## EXERCISE OBJECTIVE
From the entries provided below, copy each line that contains the word "screenshot".

## DATA PROVIDED
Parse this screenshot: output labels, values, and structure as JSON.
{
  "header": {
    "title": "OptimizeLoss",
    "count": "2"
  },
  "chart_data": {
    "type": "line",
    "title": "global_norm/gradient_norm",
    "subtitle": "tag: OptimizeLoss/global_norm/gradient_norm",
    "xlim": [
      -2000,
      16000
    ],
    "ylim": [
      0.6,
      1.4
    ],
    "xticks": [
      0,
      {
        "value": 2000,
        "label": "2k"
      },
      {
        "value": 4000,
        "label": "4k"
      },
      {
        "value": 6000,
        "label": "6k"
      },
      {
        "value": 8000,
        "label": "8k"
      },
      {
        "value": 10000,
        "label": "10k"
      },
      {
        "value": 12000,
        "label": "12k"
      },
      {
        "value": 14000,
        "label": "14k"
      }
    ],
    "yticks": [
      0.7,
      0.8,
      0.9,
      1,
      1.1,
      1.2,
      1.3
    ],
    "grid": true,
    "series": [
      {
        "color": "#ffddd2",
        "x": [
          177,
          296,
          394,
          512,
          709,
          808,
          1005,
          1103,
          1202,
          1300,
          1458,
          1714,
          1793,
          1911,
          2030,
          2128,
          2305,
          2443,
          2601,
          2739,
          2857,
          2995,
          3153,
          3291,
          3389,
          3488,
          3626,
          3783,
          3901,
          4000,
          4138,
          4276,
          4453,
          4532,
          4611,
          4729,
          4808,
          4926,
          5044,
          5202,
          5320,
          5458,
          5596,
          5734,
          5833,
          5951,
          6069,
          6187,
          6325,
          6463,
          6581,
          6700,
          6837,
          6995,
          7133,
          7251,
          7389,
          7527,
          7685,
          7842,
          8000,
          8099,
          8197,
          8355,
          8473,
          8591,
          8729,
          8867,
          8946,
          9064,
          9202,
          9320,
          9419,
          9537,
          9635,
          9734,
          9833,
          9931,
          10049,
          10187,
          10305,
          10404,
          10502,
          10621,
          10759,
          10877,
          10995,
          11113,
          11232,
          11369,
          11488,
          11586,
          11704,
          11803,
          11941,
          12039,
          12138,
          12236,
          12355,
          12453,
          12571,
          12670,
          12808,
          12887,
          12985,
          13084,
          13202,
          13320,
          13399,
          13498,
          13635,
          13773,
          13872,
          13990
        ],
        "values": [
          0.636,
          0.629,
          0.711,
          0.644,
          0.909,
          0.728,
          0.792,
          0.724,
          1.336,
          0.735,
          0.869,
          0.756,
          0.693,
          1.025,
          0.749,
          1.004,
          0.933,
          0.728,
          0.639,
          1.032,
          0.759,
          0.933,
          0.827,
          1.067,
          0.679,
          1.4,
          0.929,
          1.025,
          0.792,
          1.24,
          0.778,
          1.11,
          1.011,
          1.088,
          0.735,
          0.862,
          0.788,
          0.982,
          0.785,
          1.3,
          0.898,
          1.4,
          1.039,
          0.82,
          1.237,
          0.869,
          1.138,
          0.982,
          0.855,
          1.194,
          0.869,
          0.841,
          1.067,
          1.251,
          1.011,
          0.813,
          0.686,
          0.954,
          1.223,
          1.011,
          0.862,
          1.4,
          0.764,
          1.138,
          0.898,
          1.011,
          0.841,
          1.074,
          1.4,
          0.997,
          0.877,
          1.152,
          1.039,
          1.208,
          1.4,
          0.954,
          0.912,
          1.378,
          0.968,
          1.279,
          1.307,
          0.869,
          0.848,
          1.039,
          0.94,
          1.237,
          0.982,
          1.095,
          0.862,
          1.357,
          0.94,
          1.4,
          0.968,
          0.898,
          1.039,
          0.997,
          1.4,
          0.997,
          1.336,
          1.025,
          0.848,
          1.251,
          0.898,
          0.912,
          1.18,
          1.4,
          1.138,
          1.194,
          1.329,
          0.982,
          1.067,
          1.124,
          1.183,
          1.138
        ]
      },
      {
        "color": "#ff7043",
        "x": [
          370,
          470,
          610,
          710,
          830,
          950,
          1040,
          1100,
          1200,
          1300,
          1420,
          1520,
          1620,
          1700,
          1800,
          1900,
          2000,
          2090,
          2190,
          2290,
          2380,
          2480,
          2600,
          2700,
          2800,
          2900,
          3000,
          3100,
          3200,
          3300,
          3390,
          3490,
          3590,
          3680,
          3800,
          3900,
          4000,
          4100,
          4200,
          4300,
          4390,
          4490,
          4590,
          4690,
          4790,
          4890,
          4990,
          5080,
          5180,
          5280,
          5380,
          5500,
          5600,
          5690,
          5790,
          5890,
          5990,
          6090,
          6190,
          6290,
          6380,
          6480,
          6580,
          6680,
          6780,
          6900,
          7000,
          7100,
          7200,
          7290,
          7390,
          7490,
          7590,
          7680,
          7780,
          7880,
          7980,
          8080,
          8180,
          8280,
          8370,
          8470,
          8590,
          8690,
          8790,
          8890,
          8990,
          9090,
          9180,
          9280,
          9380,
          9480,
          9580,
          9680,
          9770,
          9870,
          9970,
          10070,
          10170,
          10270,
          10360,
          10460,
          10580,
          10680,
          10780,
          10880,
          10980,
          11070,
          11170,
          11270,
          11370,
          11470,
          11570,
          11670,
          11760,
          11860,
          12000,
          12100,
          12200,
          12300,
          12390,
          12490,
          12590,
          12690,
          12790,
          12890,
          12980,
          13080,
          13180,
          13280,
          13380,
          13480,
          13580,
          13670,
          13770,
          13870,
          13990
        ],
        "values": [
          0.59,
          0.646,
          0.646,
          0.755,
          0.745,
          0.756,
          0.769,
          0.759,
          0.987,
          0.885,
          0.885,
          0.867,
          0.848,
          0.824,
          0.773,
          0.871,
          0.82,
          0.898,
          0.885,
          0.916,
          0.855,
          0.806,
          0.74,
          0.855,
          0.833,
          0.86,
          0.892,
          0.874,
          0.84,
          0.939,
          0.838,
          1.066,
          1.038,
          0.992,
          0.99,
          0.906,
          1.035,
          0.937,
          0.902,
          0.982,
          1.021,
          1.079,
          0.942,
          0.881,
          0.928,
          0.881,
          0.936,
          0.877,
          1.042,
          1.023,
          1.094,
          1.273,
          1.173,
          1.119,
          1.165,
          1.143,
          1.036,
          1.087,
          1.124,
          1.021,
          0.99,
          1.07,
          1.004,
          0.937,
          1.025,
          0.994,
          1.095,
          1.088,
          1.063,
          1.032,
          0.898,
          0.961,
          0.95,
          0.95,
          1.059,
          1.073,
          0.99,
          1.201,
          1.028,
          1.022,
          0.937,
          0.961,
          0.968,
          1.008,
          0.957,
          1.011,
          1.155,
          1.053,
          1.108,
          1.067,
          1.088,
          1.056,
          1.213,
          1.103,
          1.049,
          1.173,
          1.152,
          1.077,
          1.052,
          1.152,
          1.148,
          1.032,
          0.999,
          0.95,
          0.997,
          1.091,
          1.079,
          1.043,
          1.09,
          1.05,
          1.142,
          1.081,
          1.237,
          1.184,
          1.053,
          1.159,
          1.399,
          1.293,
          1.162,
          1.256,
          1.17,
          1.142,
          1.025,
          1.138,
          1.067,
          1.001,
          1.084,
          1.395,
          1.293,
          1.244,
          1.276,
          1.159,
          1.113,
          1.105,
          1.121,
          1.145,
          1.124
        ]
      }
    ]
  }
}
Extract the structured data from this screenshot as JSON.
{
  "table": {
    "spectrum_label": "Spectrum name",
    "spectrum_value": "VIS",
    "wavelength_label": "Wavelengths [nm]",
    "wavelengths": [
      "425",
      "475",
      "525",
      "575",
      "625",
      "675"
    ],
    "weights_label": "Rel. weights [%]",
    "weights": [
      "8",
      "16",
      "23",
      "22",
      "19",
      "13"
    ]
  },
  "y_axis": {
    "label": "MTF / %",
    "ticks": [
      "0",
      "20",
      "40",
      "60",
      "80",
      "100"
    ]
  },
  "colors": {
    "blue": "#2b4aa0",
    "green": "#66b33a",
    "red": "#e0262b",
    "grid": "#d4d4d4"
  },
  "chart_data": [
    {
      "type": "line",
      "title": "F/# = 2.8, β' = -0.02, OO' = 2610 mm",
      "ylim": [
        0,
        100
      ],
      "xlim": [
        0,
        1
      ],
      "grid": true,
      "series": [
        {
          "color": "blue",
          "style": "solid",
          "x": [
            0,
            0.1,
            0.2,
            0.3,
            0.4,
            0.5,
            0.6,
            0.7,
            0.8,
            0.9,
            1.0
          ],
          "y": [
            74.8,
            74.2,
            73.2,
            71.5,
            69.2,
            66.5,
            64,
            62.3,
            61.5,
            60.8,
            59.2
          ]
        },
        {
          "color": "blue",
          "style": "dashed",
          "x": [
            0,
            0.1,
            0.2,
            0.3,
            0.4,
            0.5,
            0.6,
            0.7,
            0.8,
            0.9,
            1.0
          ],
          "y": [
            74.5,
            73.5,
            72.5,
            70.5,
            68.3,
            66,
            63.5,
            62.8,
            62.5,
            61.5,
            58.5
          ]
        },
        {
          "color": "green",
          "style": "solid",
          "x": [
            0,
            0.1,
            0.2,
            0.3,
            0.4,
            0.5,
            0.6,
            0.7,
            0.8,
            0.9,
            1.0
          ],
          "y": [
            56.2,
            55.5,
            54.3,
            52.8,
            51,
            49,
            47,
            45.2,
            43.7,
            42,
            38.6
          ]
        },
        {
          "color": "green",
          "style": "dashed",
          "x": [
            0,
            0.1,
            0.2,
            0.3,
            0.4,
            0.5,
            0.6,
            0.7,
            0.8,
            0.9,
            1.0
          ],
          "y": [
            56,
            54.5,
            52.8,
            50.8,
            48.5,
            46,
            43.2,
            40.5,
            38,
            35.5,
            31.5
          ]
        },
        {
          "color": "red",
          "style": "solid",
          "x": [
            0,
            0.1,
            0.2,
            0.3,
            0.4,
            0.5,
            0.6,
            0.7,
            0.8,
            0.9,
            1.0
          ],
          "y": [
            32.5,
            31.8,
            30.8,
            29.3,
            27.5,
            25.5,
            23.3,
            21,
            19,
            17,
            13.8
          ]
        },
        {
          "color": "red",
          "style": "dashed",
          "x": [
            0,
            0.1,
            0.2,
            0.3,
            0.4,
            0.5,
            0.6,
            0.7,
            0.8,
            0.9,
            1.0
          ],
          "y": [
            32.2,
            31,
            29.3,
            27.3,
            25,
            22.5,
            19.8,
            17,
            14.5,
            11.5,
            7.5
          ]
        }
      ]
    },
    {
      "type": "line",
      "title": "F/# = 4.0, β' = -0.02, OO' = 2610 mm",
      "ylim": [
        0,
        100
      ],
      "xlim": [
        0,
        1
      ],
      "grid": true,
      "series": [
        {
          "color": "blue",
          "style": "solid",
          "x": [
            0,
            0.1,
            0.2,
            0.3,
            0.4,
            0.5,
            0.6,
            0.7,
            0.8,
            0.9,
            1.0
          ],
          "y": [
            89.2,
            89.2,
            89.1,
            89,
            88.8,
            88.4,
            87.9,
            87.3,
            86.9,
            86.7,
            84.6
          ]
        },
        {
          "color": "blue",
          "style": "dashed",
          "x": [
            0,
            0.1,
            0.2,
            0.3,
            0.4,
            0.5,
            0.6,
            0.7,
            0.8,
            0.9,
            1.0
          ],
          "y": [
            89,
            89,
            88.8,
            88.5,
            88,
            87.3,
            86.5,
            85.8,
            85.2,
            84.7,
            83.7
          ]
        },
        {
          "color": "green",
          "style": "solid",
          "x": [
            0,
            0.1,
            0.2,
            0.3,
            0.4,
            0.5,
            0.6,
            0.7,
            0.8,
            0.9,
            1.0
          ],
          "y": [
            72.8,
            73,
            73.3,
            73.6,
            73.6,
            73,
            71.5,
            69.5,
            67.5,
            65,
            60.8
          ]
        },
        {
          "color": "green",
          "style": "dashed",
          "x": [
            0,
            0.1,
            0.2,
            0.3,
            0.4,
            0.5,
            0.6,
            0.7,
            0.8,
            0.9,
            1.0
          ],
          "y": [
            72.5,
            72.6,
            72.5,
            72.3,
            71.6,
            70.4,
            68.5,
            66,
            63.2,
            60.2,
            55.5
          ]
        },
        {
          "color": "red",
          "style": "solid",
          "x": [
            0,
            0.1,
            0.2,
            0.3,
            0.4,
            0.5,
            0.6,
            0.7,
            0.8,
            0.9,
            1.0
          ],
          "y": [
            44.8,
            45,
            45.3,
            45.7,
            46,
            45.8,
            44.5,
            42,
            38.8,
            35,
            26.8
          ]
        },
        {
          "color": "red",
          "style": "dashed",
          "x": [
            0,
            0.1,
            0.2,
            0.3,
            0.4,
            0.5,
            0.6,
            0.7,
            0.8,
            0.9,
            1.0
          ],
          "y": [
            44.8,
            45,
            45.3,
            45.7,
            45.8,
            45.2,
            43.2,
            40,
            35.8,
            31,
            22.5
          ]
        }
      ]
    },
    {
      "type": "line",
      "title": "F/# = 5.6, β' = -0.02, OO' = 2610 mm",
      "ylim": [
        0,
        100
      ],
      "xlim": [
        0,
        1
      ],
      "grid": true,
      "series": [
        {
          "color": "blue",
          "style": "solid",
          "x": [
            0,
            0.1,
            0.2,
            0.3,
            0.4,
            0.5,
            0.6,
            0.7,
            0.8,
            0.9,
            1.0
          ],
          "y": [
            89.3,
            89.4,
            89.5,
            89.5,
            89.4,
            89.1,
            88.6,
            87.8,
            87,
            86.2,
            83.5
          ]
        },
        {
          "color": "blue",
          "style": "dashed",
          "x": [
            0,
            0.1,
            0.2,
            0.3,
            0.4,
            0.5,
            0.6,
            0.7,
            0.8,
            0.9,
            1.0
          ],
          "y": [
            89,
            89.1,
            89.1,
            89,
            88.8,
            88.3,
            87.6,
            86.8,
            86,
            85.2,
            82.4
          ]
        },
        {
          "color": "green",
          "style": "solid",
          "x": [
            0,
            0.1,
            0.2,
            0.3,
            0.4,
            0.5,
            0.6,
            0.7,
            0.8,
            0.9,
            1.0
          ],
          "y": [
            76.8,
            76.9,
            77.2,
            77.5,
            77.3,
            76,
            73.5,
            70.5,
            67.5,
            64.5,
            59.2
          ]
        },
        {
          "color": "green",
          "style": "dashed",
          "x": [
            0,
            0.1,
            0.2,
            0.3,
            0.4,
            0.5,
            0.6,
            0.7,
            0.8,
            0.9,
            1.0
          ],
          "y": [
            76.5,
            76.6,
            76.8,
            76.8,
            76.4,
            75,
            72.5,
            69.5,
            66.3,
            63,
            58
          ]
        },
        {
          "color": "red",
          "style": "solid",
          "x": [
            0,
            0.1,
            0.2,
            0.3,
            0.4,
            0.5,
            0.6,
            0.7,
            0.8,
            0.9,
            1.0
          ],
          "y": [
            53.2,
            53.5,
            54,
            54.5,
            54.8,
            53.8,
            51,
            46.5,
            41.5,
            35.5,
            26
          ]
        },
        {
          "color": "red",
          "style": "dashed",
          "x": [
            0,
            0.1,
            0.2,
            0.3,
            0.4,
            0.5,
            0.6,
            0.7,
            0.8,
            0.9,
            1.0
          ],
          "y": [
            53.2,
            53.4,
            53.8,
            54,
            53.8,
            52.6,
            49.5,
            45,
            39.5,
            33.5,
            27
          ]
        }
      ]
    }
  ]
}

## TASK ANSWER
Parse this screenshot: output labels, values, and structure as JSON.
Extract the structured data from this screenshot as JSON.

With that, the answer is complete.